▸ Aim of the task
Identify and reproduce every line holding the string "акрилового".

_ _ _ _

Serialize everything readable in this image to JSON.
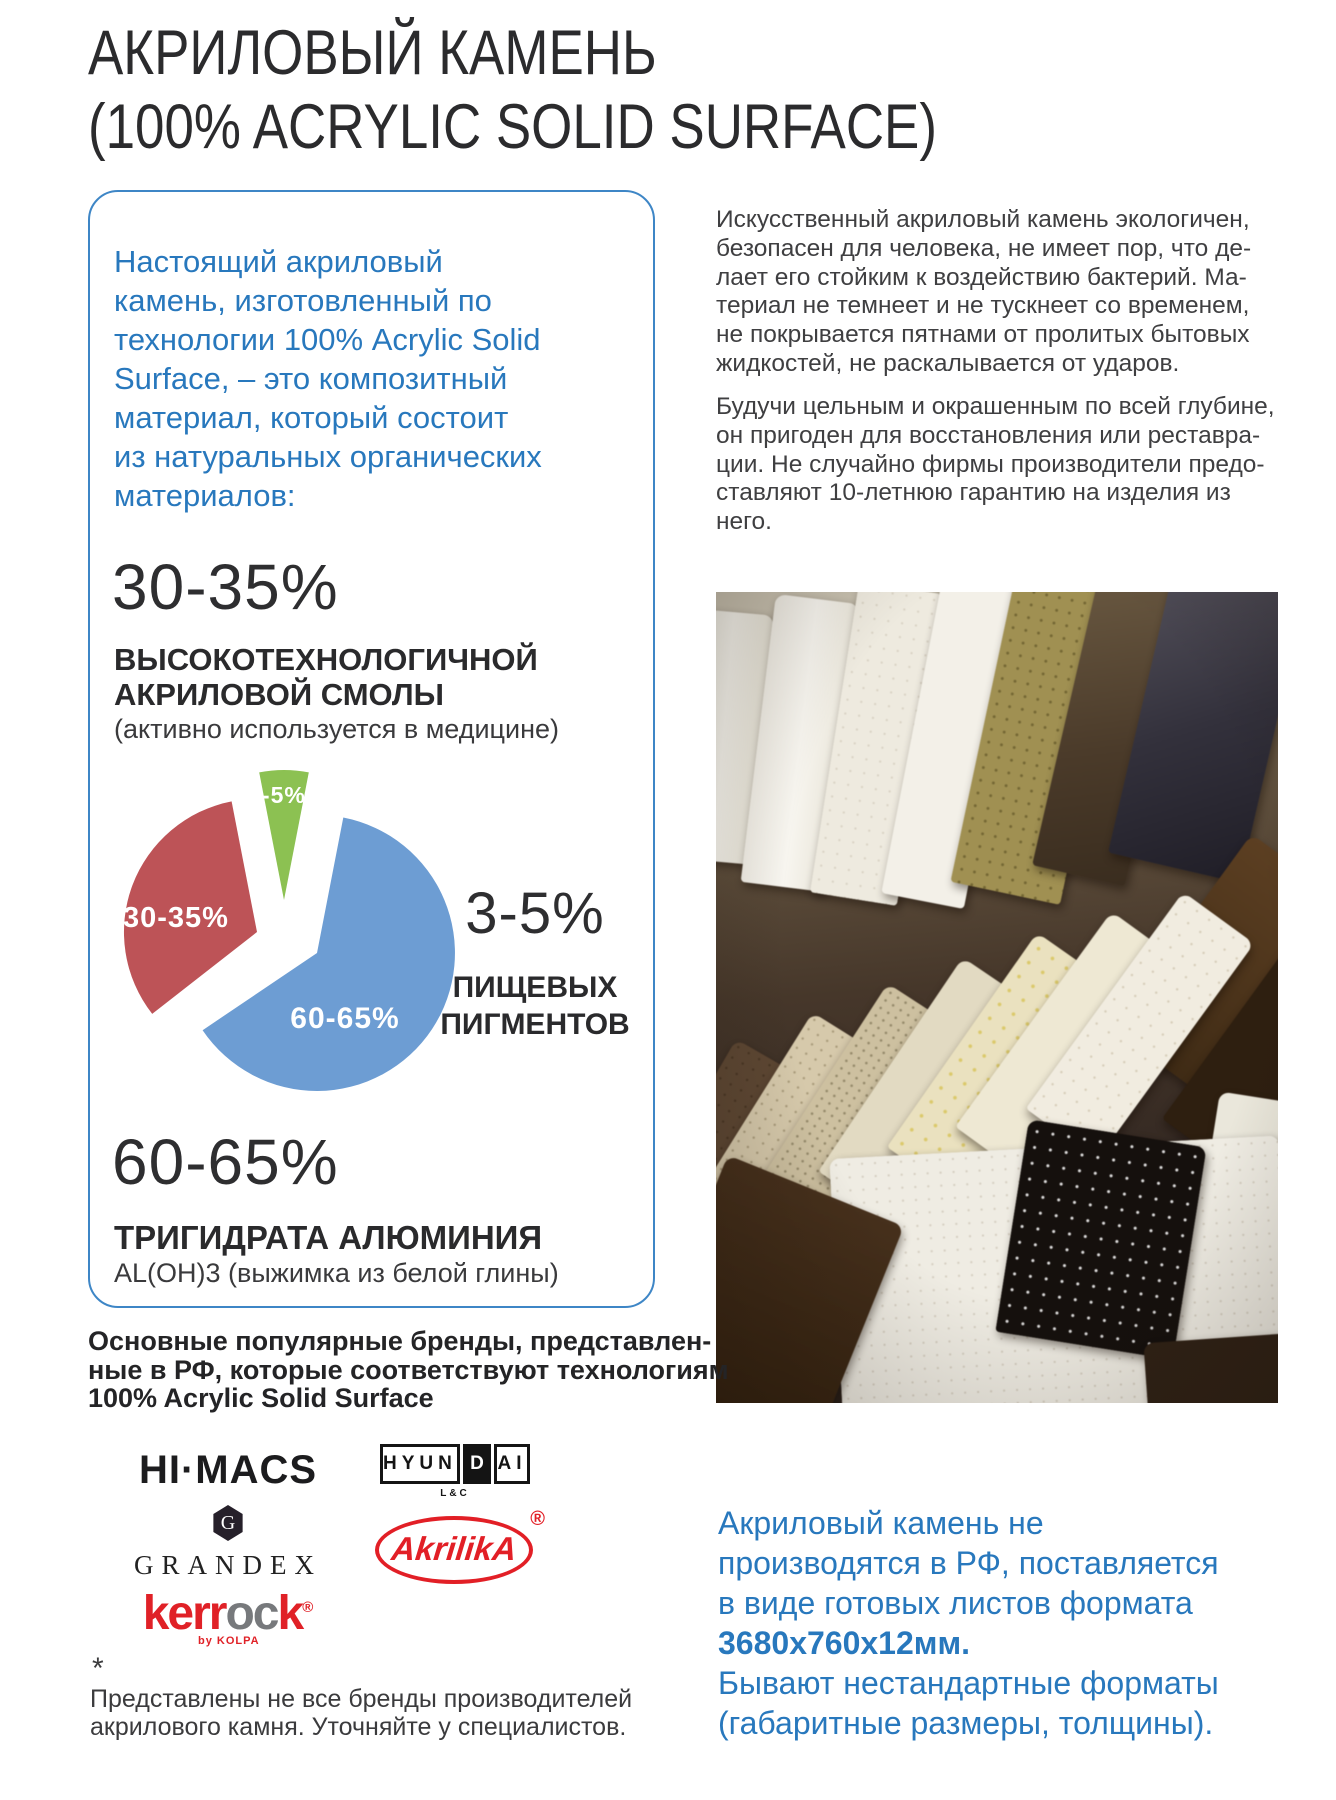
{
  "title": {
    "line1": "АКРИЛОВЫЙ КАМЕНЬ",
    "line2": "(100% ACRYLIC SOLID SURFACE)"
  },
  "info_box": {
    "border_color": "#3e86c6",
    "text_color": "#2878bd",
    "intro_lines": [
      "Настоящий акриловый",
      "камень, изготовленный по",
      "технологии 100% Acrylic Solid",
      "Surface, – это композитный",
      "материал, который состоит",
      "из натуральных органических",
      "материалов:"
    ],
    "component_resin": {
      "percent": "30-35%",
      "name_line1": "ВЫСОКОТЕХНОЛОГИЧНОЙ",
      "name_line2": "АКРИЛОВОЙ СМОЛЫ",
      "note": "(активно используется в медицине)"
    },
    "component_pigments": {
      "percent": "3-5%",
      "name_line1": "ПИЩЕВЫХ",
      "name_line2": "ПИГМЕНТОВ"
    },
    "component_ath": {
      "percent": "60-65%",
      "name": "ТРИГИДРАТА АЛЮМИНИЯ",
      "note": "AL(OH)3 (выжимка из белой глины)"
    }
  },
  "chart_data": {
    "type": "pie",
    "style": "exploded",
    "title": "",
    "labels_inside": true,
    "legend_position": "none",
    "slices": [
      {
        "label": "60-65%",
        "name": "ТРИГИДРАТА АЛЮМИНИЯ",
        "value": 62.5,
        "color": "#6d9dd3"
      },
      {
        "label": "30-35%",
        "name": "ВЫСОКОТЕХНОЛОГИЧНОЙ АКРИЛОВОЙ СМОЛЫ",
        "value": 32.5,
        "color": "#bd5357"
      },
      {
        "label": "3-5%",
        "name": "ПИЩЕВЫХ ПИГМЕНТОВ",
        "value": 4,
        "color": "#8cc152"
      }
    ]
  },
  "right_column": {
    "paragraph1_lines": [
      "Искусственный акриловый камень экологичен,",
      "безопасен для человека, не имеет пор, что де-",
      "лает его стойким к воздействию бактерий. Ма-",
      "териал не темнеет и не тускнеет со временем,",
      "не покрывается пятнами от пролитых бытовых",
      "жидкостей, не раскалывается от ударов."
    ],
    "paragraph2_lines": [
      "Будучи цельным и окрашенным по всей глубине,",
      "он пригоден для восстановления или реставра-",
      "ции. Не случайно фирмы производители предо-",
      "ставляют 10-летнюю гарантию на изделия из",
      "него."
    ],
    "photo_description": "Образцы акрилового камня разных цветов",
    "bottom_text_color": "#2878bd",
    "bottom_lines_before": [
      "Акриловый камень не",
      "производятся в РФ, поставляется",
      "в виде готовых листов формата"
    ],
    "bottom_bold_line": "3680х760х12мм.",
    "bottom_lines_after": [
      "Бывают нестандартные форматы",
      "(габаритные размеры, толщины)."
    ]
  },
  "brands": {
    "heading_lines": [
      "Основные популярные бренды, представлен-",
      "ные в РФ, которые соответствуют технологиям",
      "100% Acrylic Solid Surface"
    ],
    "himacs": {
      "text": "HI·MACS"
    },
    "hyundai": {
      "part1": "HYUN",
      "part2": "D",
      "part3": "AI",
      "sub": "L&C"
    },
    "grandex": {
      "monogram": "G",
      "text": "GRANDEX"
    },
    "akrilika": {
      "text": "AkrilikA",
      "reg": "®"
    },
    "kerrock": {
      "part1": "kerr",
      "part2": "oc",
      "part3": "k",
      "reg": "®",
      "sub": "by KOLPA"
    },
    "footnote_mark": "*",
    "footnote_lines": [
      "Представлены не все бренды производителей",
      "акрилового камня. Уточняйте у специалистов."
    ]
  }
}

_ _ _ _

▸ Correct result
    "photo_description": "Образцы акрилового камня разных цветов",
      "акрилового камня. Уточняйте у специалистов."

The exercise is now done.